[START]
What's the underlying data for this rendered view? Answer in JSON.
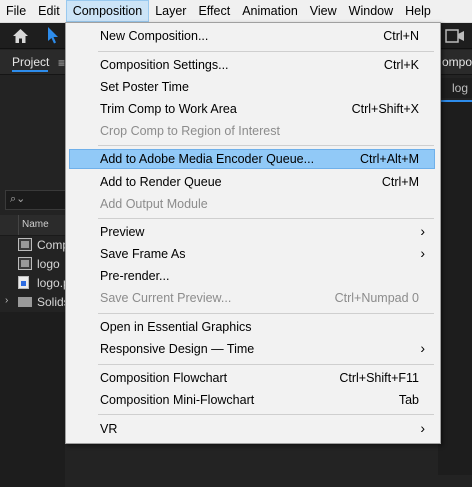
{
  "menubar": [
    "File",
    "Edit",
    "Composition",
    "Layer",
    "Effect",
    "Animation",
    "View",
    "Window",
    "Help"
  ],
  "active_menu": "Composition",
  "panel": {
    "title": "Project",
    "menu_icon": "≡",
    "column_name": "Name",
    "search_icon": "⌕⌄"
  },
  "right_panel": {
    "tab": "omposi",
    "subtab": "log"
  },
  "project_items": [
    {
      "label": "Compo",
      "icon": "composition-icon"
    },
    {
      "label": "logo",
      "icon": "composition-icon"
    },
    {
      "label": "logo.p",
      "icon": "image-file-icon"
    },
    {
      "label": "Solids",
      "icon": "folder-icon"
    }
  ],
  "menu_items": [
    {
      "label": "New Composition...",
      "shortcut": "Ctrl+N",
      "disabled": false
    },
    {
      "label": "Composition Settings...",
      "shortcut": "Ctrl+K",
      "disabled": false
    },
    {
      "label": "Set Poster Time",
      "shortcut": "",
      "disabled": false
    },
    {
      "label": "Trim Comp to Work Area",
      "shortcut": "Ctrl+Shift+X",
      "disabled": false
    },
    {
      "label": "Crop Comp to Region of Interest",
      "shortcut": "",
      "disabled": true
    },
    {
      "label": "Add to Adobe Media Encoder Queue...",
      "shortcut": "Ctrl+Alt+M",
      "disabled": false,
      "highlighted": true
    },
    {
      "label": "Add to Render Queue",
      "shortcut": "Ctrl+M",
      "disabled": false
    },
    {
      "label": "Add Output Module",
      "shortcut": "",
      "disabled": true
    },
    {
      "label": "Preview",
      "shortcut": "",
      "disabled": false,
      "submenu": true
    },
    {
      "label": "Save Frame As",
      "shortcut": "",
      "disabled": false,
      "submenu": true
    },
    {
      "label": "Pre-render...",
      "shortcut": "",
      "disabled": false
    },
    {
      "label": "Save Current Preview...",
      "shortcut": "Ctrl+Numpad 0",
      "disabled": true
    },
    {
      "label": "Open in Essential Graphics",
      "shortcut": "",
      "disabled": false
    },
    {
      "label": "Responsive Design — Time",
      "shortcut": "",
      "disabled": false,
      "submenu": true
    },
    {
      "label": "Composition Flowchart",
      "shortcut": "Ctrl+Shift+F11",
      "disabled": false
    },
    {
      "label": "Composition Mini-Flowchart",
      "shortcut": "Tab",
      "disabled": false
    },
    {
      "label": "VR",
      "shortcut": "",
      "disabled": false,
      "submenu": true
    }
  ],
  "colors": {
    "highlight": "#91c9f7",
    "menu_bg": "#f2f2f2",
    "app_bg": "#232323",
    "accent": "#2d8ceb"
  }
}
[END]
Problem requirements> Leave out the pictures and copy the rest of the material above exactly.

Finished task>
What's the underlying data for this rendered view? Answer in JSON.
{
  "menubar": [
    "File",
    "Edit",
    "Composition",
    "Layer",
    "Effect",
    "Animation",
    "View",
    "Window",
    "Help"
  ],
  "active_menu": "Composition",
  "panel": {
    "title": "Project",
    "menu_icon": "≡",
    "column_name": "Name",
    "search_icon": "⌕⌄"
  },
  "right_panel": {
    "tab": "omposi",
    "subtab": "log"
  },
  "project_items": [
    {
      "label": "Compo",
      "icon": "composition-icon"
    },
    {
      "label": "logo",
      "icon": "composition-icon"
    },
    {
      "label": "logo.p",
      "icon": "image-file-icon"
    },
    {
      "label": "Solids",
      "icon": "folder-icon"
    }
  ],
  "menu_items": [
    {
      "label": "New Composition...",
      "shortcut": "Ctrl+N",
      "disabled": false
    },
    {
      "label": "Composition Settings...",
      "shortcut": "Ctrl+K",
      "disabled": false
    },
    {
      "label": "Set Poster Time",
      "shortcut": "",
      "disabled": false
    },
    {
      "label": "Trim Comp to Work Area",
      "shortcut": "Ctrl+Shift+X",
      "disabled": false
    },
    {
      "label": "Crop Comp to Region of Interest",
      "shortcut": "",
      "disabled": true
    },
    {
      "label": "Add to Adobe Media Encoder Queue...",
      "shortcut": "Ctrl+Alt+M",
      "disabled": false,
      "highlighted": true
    },
    {
      "label": "Add to Render Queue",
      "shortcut": "Ctrl+M",
      "disabled": false
    },
    {
      "label": "Add Output Module",
      "shortcut": "",
      "disabled": true
    },
    {
      "label": "Preview",
      "shortcut": "",
      "disabled": false,
      "submenu": true
    },
    {
      "label": "Save Frame As",
      "shortcut": "",
      "disabled": false,
      "submenu": true
    },
    {
      "label": "Pre-render...",
      "shortcut": "",
      "disabled": false
    },
    {
      "label": "Save Current Preview...",
      "shortcut": "Ctrl+Numpad 0",
      "disabled": true
    },
    {
      "label": "Open in Essential Graphics",
      "shortcut": "",
      "disabled": false
    },
    {
      "label": "Responsive Design — Time",
      "shortcut": "",
      "disabled": false,
      "submenu": true
    },
    {
      "label": "Composition Flowchart",
      "shortcut": "Ctrl+Shift+F11",
      "disabled": false
    },
    {
      "label": "Composition Mini-Flowchart",
      "shortcut": "Tab",
      "disabled": false
    },
    {
      "label": "VR",
      "shortcut": "",
      "disabled": false,
      "submenu": true
    }
  ],
  "colors": {
    "highlight": "#91c9f7",
    "menu_bg": "#f2f2f2",
    "app_bg": "#232323",
    "accent": "#2d8ceb"
  }
}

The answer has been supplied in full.